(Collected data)
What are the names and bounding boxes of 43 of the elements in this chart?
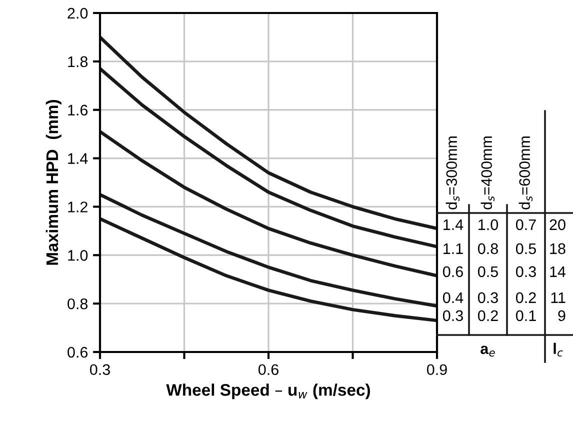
text: 0.8 xyxy=(478,243,498,254)
x-axis-title: Wheel Speed – u$_{w}$ (m/sec) xyxy=(166,384,370,400)
text: 14 xyxy=(550,266,566,277)
text: 0.2 xyxy=(478,310,498,322)
y-tick-label: 0.6 xyxy=(68,346,88,358)
x-tick-label: 0.6 xyxy=(258,364,278,376)
text: 0.3 xyxy=(478,292,498,304)
text: d$_{s}$=300mm xyxy=(446,136,460,210)
y-tick-label: 1.0 xyxy=(68,250,88,261)
text: l$_{c}$ xyxy=(554,342,563,357)
text: 0.5 xyxy=(516,243,536,254)
y-tick-label: 1.8 xyxy=(68,56,88,68)
text: a$_{e}$ xyxy=(480,346,495,357)
text: 20 xyxy=(550,219,566,230)
text: 0.3 xyxy=(516,266,536,278)
text: 0.7 xyxy=(516,219,536,230)
line-series xyxy=(100,217,437,322)
line-series xyxy=(100,130,437,278)
text: 1.0 xyxy=(478,219,498,230)
text: 0.1 xyxy=(516,310,536,322)
x-tick-label: 0.3 xyxy=(90,364,110,376)
y-tick-label: 0.8 xyxy=(68,298,88,310)
text: 18 xyxy=(550,243,566,254)
text: 0.4 xyxy=(442,292,464,304)
line-series xyxy=(100,36,437,230)
y-axis-title: Maximum HPD (mm) xyxy=(46,100,62,265)
y-tick-label: 1.4 xyxy=(68,153,88,164)
text: 1.4 xyxy=(444,219,464,230)
text: d$_{s}$=400mm xyxy=(480,136,495,210)
y-tick-label: 2.0 xyxy=(68,8,88,19)
text: 11 xyxy=(551,292,566,303)
x-tick-label: 0.9 xyxy=(426,364,447,376)
line-series xyxy=(100,67,437,248)
text: 0.6 xyxy=(442,266,463,278)
line-series xyxy=(100,192,437,308)
text: 1.1 xyxy=(444,243,463,254)
y-tick-label: 1.6 xyxy=(68,104,88,116)
text: d$_{s}$=600mm xyxy=(518,136,533,210)
text: 9 xyxy=(558,310,566,322)
text: 0.2 xyxy=(516,292,536,304)
text: 0.3 xyxy=(442,310,463,322)
text: 0.5 xyxy=(478,266,498,278)
y-tick-label: 1.2 xyxy=(68,202,88,212)
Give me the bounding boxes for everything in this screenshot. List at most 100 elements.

■ SHORT PROBLEM
Please copy the lines of the records from the line containing "text: 0.8 xyxy=(478,243,498,254)" through the line containing "text: 9 xyxy=(558,310,566,322)", keeping them the same.

■ OUTPUT OF THE TASK
text: 0.8 xyxy=(478,243,498,254)
x-axis-title: Wheel Speed – u$_{w}$ (m/sec) xyxy=(166,384,370,400)
text: 14 xyxy=(550,266,566,277)
text: 0.2 xyxy=(478,310,498,322)
y-tick-label: 0.6 xyxy=(68,346,88,358)
x-tick-label: 0.6 xyxy=(258,364,278,376)
text: 0.3 xyxy=(478,292,498,304)
text: d$_{s}$=300mm xyxy=(446,136,460,210)
y-tick-label: 1.0 xyxy=(68,250,88,261)
text: l$_{c}$ xyxy=(554,342,563,357)
text: 0.5 xyxy=(516,243,536,254)
y-tick-label: 1.8 xyxy=(68,56,88,68)
text: a$_{e}$ xyxy=(480,346,495,357)
text: 20 xyxy=(550,219,566,230)
text: 0.3 xyxy=(516,266,536,278)
text: 0.7 xyxy=(516,219,536,230)
line-series xyxy=(100,217,437,322)
line-series xyxy=(100,130,437,278)
text: 1.0 xyxy=(478,219,498,230)
text: 0.1 xyxy=(516,310,536,322)
x-tick-label: 0.3 xyxy=(90,364,110,376)
y-tick-label: 0.8 xyxy=(68,298,88,310)
text: 18 xyxy=(550,243,566,254)
text: 0.4 xyxy=(442,292,464,304)
line-series xyxy=(100,36,437,230)
y-axis-title: Maximum HPD (mm) xyxy=(46,100,62,265)
y-tick-label: 1.4 xyxy=(68,153,88,164)
text: 1.4 xyxy=(444,219,464,230)
text: d$_{s}$=400mm xyxy=(480,136,495,210)
y-tick-label: 2.0 xyxy=(68,8,88,19)
text: 11 xyxy=(551,292,566,303)
x-tick-label: 0.9 xyxy=(426,364,447,376)
line-series xyxy=(100,67,437,248)
text: 0.6 xyxy=(442,266,463,278)
line-series xyxy=(100,192,437,308)
text: 1.1 xyxy=(444,243,463,254)
y-tick-label: 1.6 xyxy=(68,104,88,116)
text: d$_{s}$=600mm xyxy=(518,136,533,210)
text: 9 xyxy=(558,310,566,322)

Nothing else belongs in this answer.